:: OBJECTIVE ::
For every line in the data below that contains "cents", copy the line.

:: DATASET CONTENT ::
--

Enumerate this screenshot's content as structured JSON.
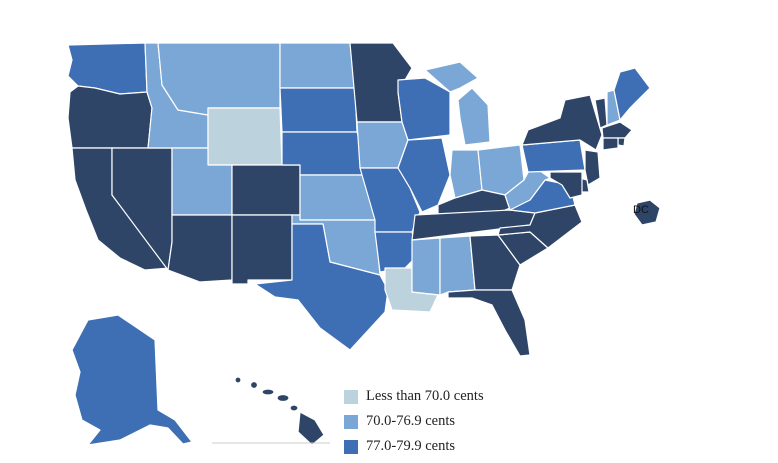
{
  "legend": [
    {
      "label": "Less than 70.0 cents",
      "color": "#bcd3de"
    },
    {
      "label": "70.0-76.9 cents",
      "color": "#7aa7d6"
    },
    {
      "label": "77.0-79.9 cents",
      "color": "#3e6eb4"
    }
  ],
  "colors": {
    "darkest": "#2f4568",
    "dark": "#3e6eb4",
    "medium": "#7aa7d6",
    "light": "#bcd3de",
    "border": "#ffffff"
  },
  "dc_label": "DC",
  "states": [
    {
      "id": "WA",
      "cat": "dark"
    },
    {
      "id": "OR",
      "cat": "darkest"
    },
    {
      "id": "CA",
      "cat": "darkest"
    },
    {
      "id": "NV",
      "cat": "darkest"
    },
    {
      "id": "ID",
      "cat": "medium"
    },
    {
      "id": "MT",
      "cat": "medium"
    },
    {
      "id": "WY",
      "cat": "light"
    },
    {
      "id": "UT",
      "cat": "medium"
    },
    {
      "id": "AZ",
      "cat": "darkest"
    },
    {
      "id": "CO",
      "cat": "darkest"
    },
    {
      "id": "NM",
      "cat": "darkest"
    },
    {
      "id": "ND",
      "cat": "medium"
    },
    {
      "id": "SD",
      "cat": "dark"
    },
    {
      "id": "NE",
      "cat": "dark"
    },
    {
      "id": "KS",
      "cat": "medium"
    },
    {
      "id": "OK",
      "cat": "medium"
    },
    {
      "id": "TX",
      "cat": "dark"
    },
    {
      "id": "MN",
      "cat": "darkest"
    },
    {
      "id": "IA",
      "cat": "medium"
    },
    {
      "id": "MO",
      "cat": "dark"
    },
    {
      "id": "AR",
      "cat": "dark"
    },
    {
      "id": "LA",
      "cat": "light"
    },
    {
      "id": "WI",
      "cat": "dark"
    },
    {
      "id": "IL",
      "cat": "dark"
    },
    {
      "id": "MI",
      "cat": "medium"
    },
    {
      "id": "IN",
      "cat": "medium"
    },
    {
      "id": "OH",
      "cat": "medium"
    },
    {
      "id": "KY",
      "cat": "darkest"
    },
    {
      "id": "TN",
      "cat": "darkest"
    },
    {
      "id": "MS",
      "cat": "medium"
    },
    {
      "id": "AL",
      "cat": "medium"
    },
    {
      "id": "GA",
      "cat": "darkest"
    },
    {
      "id": "FL",
      "cat": "darkest"
    },
    {
      "id": "SC",
      "cat": "darkest"
    },
    {
      "id": "NC",
      "cat": "darkest"
    },
    {
      "id": "VA",
      "cat": "dark"
    },
    {
      "id": "WV",
      "cat": "medium"
    },
    {
      "id": "PA",
      "cat": "dark"
    },
    {
      "id": "NY",
      "cat": "darkest"
    },
    {
      "id": "VT",
      "cat": "darkest"
    },
    {
      "id": "NH",
      "cat": "medium"
    },
    {
      "id": "ME",
      "cat": "dark"
    },
    {
      "id": "MA",
      "cat": "darkest"
    },
    {
      "id": "RI",
      "cat": "darkest"
    },
    {
      "id": "CT",
      "cat": "darkest"
    },
    {
      "id": "NJ",
      "cat": "darkest"
    },
    {
      "id": "DE",
      "cat": "darkest"
    },
    {
      "id": "MD",
      "cat": "darkest"
    },
    {
      "id": "DC",
      "cat": "darkest"
    },
    {
      "id": "AK",
      "cat": "dark"
    },
    {
      "id": "HI",
      "cat": "darkest"
    }
  ]
}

--

:: REPLY TO THE EXERCISE ::
      "label": "Less than 70.0 cents",
      "label": "70.0-76.9 cents",
      "label": "77.0-79.9 cents",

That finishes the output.